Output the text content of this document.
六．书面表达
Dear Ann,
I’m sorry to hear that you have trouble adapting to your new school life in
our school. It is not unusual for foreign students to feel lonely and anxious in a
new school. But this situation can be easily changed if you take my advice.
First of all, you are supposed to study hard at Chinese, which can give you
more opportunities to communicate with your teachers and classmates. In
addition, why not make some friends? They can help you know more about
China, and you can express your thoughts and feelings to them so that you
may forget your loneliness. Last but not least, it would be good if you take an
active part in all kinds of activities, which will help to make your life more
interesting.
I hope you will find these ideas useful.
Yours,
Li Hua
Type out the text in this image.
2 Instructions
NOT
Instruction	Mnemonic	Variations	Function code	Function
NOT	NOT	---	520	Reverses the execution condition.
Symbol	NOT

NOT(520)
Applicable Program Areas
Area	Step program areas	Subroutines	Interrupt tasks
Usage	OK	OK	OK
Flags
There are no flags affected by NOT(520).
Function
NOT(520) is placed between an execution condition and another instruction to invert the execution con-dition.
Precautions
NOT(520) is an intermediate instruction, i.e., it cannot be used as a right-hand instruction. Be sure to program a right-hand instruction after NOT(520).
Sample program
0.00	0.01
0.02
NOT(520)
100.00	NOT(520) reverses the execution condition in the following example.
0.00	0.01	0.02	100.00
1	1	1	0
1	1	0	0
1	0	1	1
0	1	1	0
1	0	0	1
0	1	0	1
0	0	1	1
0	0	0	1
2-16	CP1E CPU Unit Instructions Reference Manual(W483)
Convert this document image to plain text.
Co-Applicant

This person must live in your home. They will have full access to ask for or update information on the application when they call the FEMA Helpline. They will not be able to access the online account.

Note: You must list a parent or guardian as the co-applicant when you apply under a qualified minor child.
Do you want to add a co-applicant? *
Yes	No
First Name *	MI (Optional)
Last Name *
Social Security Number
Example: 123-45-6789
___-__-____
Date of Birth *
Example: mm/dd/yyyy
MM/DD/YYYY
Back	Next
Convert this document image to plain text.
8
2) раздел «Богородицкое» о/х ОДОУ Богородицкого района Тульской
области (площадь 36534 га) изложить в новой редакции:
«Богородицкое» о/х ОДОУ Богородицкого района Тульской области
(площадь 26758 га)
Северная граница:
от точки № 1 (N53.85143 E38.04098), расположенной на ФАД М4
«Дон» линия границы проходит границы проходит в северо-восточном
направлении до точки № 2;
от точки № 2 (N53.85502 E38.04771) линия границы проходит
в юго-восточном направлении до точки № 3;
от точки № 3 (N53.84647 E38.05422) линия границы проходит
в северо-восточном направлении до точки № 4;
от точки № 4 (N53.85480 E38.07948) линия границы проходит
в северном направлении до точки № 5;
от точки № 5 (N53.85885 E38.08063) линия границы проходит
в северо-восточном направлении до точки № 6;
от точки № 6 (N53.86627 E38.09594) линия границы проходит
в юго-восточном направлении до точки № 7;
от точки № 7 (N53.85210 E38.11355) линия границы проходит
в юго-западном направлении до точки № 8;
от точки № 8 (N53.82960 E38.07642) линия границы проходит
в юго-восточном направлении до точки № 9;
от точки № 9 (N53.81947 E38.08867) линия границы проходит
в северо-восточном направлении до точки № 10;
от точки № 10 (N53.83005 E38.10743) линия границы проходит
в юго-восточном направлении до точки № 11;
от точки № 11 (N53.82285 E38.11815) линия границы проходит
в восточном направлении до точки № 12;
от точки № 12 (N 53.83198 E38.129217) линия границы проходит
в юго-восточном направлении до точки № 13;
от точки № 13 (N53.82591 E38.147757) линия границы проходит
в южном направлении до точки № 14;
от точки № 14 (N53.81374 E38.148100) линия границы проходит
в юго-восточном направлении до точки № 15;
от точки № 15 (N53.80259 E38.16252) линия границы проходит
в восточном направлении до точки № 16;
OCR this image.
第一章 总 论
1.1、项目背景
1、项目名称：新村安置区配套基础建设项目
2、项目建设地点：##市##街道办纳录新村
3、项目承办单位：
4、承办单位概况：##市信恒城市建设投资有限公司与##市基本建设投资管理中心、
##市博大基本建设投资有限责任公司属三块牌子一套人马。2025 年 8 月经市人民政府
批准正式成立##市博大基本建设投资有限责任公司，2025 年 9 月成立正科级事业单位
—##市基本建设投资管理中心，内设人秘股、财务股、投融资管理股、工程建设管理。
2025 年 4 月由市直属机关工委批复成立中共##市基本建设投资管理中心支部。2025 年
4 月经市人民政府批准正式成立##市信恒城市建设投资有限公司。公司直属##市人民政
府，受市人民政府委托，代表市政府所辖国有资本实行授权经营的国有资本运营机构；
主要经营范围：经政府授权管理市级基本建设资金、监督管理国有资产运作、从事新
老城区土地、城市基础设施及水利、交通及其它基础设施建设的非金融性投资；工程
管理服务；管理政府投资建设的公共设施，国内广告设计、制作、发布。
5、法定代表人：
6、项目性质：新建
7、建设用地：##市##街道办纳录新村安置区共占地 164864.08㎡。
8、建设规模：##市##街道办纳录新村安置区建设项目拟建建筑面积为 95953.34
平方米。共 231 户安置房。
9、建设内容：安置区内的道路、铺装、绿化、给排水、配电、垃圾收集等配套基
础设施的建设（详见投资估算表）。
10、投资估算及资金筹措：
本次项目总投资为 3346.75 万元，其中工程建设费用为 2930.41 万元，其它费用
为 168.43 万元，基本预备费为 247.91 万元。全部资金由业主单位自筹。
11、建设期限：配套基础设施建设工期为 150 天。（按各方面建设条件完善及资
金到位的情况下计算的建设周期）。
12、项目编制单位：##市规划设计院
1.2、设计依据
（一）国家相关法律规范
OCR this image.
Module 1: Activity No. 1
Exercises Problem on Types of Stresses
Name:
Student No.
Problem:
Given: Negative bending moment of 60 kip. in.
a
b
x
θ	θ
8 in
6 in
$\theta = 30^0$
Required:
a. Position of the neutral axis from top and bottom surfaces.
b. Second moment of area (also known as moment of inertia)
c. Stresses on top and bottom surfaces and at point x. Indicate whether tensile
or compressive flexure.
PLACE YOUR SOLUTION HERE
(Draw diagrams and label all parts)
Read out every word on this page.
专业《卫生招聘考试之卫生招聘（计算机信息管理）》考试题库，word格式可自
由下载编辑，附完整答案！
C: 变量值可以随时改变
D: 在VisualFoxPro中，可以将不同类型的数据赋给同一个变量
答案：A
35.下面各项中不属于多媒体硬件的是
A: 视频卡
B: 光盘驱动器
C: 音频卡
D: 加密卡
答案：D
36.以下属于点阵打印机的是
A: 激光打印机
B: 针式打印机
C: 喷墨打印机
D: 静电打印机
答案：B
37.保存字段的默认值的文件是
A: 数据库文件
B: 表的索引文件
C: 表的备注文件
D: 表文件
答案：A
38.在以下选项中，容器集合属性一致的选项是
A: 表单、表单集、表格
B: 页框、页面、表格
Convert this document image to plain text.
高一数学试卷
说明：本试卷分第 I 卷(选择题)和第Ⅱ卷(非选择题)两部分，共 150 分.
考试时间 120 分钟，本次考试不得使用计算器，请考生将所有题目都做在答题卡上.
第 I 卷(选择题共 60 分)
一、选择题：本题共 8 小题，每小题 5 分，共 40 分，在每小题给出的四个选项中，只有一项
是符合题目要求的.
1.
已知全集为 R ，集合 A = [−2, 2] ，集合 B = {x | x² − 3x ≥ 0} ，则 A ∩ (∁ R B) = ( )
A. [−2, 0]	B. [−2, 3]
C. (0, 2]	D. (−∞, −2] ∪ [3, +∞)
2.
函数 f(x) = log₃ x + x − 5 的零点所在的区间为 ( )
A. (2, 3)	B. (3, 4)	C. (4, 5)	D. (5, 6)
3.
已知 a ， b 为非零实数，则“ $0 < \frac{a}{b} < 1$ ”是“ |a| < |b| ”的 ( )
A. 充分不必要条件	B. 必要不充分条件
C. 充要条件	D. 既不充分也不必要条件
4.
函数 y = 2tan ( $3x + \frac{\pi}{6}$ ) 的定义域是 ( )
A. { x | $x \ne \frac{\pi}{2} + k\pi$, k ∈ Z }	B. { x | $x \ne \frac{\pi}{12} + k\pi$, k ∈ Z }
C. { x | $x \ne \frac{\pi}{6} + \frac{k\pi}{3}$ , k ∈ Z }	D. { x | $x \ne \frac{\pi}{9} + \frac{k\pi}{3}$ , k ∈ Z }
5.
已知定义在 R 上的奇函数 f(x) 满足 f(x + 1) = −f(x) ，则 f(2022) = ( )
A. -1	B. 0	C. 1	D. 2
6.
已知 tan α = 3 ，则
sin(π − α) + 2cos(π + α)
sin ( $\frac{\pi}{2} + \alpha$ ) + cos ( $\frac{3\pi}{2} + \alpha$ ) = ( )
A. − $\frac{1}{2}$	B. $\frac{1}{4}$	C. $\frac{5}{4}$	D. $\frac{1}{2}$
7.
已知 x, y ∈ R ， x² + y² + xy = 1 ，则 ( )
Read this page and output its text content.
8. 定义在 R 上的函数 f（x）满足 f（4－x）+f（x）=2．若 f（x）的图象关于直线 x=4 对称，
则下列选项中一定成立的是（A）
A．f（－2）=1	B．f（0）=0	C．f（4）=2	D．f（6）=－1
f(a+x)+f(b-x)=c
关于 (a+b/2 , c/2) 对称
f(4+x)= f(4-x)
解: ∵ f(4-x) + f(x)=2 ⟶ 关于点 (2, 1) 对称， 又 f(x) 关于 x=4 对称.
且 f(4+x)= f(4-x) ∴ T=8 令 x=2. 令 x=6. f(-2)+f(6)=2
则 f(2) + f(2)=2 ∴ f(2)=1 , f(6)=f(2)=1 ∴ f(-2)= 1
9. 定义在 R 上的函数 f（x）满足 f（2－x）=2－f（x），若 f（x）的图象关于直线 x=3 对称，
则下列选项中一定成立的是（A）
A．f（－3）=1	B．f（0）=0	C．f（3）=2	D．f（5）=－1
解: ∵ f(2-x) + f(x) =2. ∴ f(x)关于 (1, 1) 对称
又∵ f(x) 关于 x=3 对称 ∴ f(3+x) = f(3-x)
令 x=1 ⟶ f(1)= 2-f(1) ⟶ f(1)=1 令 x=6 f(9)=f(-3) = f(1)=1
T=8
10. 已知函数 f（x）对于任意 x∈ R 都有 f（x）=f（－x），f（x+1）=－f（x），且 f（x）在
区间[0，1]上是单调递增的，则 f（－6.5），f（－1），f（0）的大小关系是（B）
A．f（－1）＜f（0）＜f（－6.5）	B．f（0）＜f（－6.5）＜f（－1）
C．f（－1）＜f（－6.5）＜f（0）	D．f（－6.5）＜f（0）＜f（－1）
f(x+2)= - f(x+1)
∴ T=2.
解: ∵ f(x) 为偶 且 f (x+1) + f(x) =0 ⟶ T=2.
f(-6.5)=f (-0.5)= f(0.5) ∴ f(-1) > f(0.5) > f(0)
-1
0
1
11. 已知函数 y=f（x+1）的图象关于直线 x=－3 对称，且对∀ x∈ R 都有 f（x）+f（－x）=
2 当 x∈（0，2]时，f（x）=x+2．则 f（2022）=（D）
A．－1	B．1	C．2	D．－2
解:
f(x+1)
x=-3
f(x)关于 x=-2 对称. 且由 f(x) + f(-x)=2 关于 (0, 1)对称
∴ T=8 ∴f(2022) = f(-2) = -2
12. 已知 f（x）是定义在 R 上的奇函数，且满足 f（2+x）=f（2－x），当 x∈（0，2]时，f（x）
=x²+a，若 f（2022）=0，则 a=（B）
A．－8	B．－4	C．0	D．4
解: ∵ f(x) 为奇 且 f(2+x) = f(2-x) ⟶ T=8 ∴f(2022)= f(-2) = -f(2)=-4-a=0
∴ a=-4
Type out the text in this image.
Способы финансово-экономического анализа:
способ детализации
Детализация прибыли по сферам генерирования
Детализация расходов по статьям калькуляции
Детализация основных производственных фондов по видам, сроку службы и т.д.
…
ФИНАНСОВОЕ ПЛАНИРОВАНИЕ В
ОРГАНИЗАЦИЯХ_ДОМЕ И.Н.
::::::::
### TO DO:
Find the word "Last" in the records and pull out each line that has it.

### ANSWER TO THE TASK:
may forget your loneliness. Last but not least, it would be good if you take an
Last Name *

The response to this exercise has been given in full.